§ **What you should do**: Output each entry verbatim and exclude every picture from it.

§ **Records for this task**:
— Begin —
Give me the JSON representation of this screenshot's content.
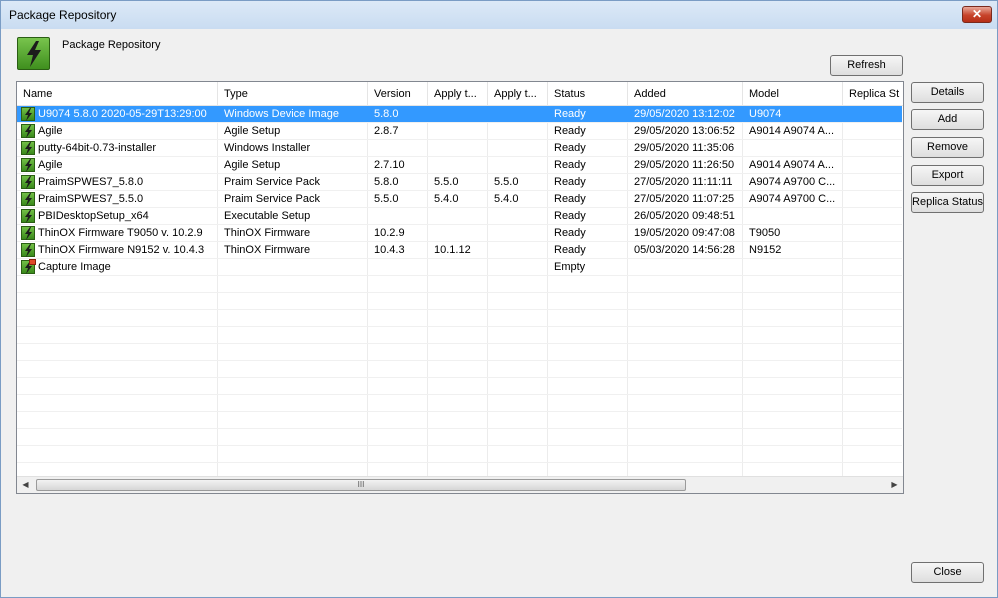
{
  "window": {
    "title": "Package Repository",
    "close_glyph": "✕"
  },
  "header": {
    "text": "Package Repository",
    "icon": "lightning-package-icon",
    "accent": "#4f9f2a"
  },
  "buttons": {
    "refresh": "Refresh",
    "details": "Details",
    "add": "Add",
    "remove": "Remove",
    "export": "Export",
    "replica_status": "Replica Status",
    "close": "Close"
  },
  "columns": [
    "Name",
    "Type",
    "Version",
    "Apply t...",
    "Apply t...",
    "Status",
    "Added",
    "Model",
    "Replica St"
  ],
  "rows": [
    {
      "name": "U9074 5.8.0 2020-05-29T13:29:00",
      "type": "Windows Device Image",
      "version": "5.8.0",
      "apply1": "",
      "apply2": "",
      "status": "Ready",
      "added": "29/05/2020 13:12:02",
      "model": "U9074",
      "replica": "",
      "selected": true
    },
    {
      "name": "Agile",
      "type": "Agile Setup",
      "version": "2.8.7",
      "apply1": "",
      "apply2": "",
      "status": "Ready",
      "added": "29/05/2020 13:06:52",
      "model": "A9014 A9074 A...",
      "replica": ""
    },
    {
      "name": "putty-64bit-0.73-installer",
      "type": "Windows Installer",
      "version": "",
      "apply1": "",
      "apply2": "",
      "status": "Ready",
      "added": "29/05/2020 11:35:06",
      "model": "",
      "replica": ""
    },
    {
      "name": "Agile",
      "type": "Agile Setup",
      "version": "2.7.10",
      "apply1": "",
      "apply2": "",
      "status": "Ready",
      "added": "29/05/2020 11:26:50",
      "model": "A9014 A9074 A...",
      "replica": ""
    },
    {
      "name": "PraimSPWES7_5.8.0",
      "type": "Praim Service Pack",
      "version": "5.8.0",
      "apply1": "5.5.0",
      "apply2": "5.5.0",
      "status": "Ready",
      "added": "27/05/2020 11:11:11",
      "model": "A9074 A9700 C...",
      "replica": ""
    },
    {
      "name": "PraimSPWES7_5.5.0",
      "type": "Praim Service Pack",
      "version": "5.5.0",
      "apply1": "5.4.0",
      "apply2": "5.4.0",
      "status": "Ready",
      "added": "27/05/2020 11:07:25",
      "model": "A9074 A9700 C...",
      "replica": ""
    },
    {
      "name": "PBIDesktopSetup_x64",
      "type": "Executable Setup",
      "version": "",
      "apply1": "",
      "apply2": "",
      "status": "Ready",
      "added": "26/05/2020 09:48:51",
      "model": "",
      "replica": ""
    },
    {
      "name": "ThinOX Firmware T9050 v. 10.2.9",
      "type": "ThinOX Firmware",
      "version": "10.2.9",
      "apply1": "",
      "apply2": "",
      "status": "Ready",
      "added": "19/05/2020 09:47:08",
      "model": "T9050",
      "replica": ""
    },
    {
      "name": "ThinOX Firmware N9152 v. 10.4.3",
      "type": "ThinOX Firmware",
      "version": "10.4.3",
      "apply1": "10.1.12",
      "apply2": "",
      "status": "Ready",
      "added": "05/03/2020 14:56:28",
      "model": "N9152",
      "replica": ""
    },
    {
      "name": "Capture Image",
      "type": "",
      "version": "",
      "apply1": "",
      "apply2": "",
      "status": "Empty",
      "added": "",
      "model": "",
      "replica": "",
      "capture": true
    }
  ],
  "scrollbar": {
    "grip": "III",
    "left_arrow": "◀",
    "right_arrow": "▶"
  },
  "colors": {
    "selection": "#3399ff"
  }
}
— End —
§ **Response below**:
Give me the JSON representation of this screenshot's content.
{
  "window": {
    "title": "Package Repository",
    "close_glyph": "✕"
  },
  "header": {
    "text": "Package Repository",
    "icon": "lightning-package-icon",
    "accent": "#4f9f2a"
  },
  "buttons": {
    "refresh": "Refresh",
    "details": "Details",
    "add": "Add",
    "remove": "Remove",
    "export": "Export",
    "replica_status": "Replica Status",
    "close": "Close"
  },
  "columns": [
    "Name",
    "Type",
    "Version",
    "Apply t...",
    "Apply t...",
    "Status",
    "Added",
    "Model",
    "Replica St"
  ],
  "rows": [
    {
      "name": "U9074 5.8.0 2020-05-29T13:29:00",
      "type": "Windows Device Image",
      "version": "5.8.0",
      "apply1": "",
      "apply2": "",
      "status": "Ready",
      "added": "29/05/2020 13:12:02",
      "model": "U9074",
      "replica": "",
      "selected": true
    },
    {
      "name": "Agile",
      "type": "Agile Setup",
      "version": "2.8.7",
      "apply1": "",
      "apply2": "",
      "status": "Ready",
      "added": "29/05/2020 13:06:52",
      "model": "A9014 A9074 A...",
      "replica": ""
    },
    {
      "name": "putty-64bit-0.73-installer",
      "type": "Windows Installer",
      "version": "",
      "apply1": "",
      "apply2": "",
      "status": "Ready",
      "added": "29/05/2020 11:35:06",
      "model": "",
      "replica": ""
    },
    {
      "name": "Agile",
      "type": "Agile Setup",
      "version": "2.7.10",
      "apply1": "",
      "apply2": "",
      "status": "Ready",
      "added": "29/05/2020 11:26:50",
      "model": "A9014 A9074 A...",
      "replica": ""
    },
    {
      "name": "PraimSPWES7_5.8.0",
      "type": "Praim Service Pack",
      "version": "5.8.0",
      "apply1": "5.5.0",
      "apply2": "5.5.0",
      "status": "Ready",
      "added": "27/05/2020 11:11:11",
      "model": "A9074 A9700 C...",
      "replica": ""
    },
    {
      "name": "PraimSPWES7_5.5.0",
      "type": "Praim Service Pack",
      "version": "5.5.0",
      "apply1": "5.4.0",
      "apply2": "5.4.0",
      "status": "Ready",
      "added": "27/05/2020 11:07:25",
      "model": "A9074 A9700 C...",
      "replica": ""
    },
    {
      "name": "PBIDesktopSetup_x64",
      "type": "Executable Setup",
      "version": "",
      "apply1": "",
      "apply2": "",
      "status": "Ready",
      "added": "26/05/2020 09:48:51",
      "model": "",
      "replica": ""
    },
    {
      "name": "ThinOX Firmware T9050 v. 10.2.9",
      "type": "ThinOX Firmware",
      "version": "10.2.9",
      "apply1": "",
      "apply2": "",
      "status": "Ready",
      "added": "19/05/2020 09:47:08",
      "model": "T9050",
      "replica": ""
    },
    {
      "name": "ThinOX Firmware N9152 v. 10.4.3",
      "type": "ThinOX Firmware",
      "version": "10.4.3",
      "apply1": "10.1.12",
      "apply2": "",
      "status": "Ready",
      "added": "05/03/2020 14:56:28",
      "model": "N9152",
      "replica": ""
    },
    {
      "name": "Capture Image",
      "type": "",
      "version": "",
      "apply1": "",
      "apply2": "",
      "status": "Empty",
      "added": "",
      "model": "",
      "replica": "",
      "capture": true
    }
  ],
  "scrollbar": {
    "grip": "III",
    "left_arrow": "◀",
    "right_arrow": "▶"
  },
  "colors": {
    "selection": "#3399ff"
  }
}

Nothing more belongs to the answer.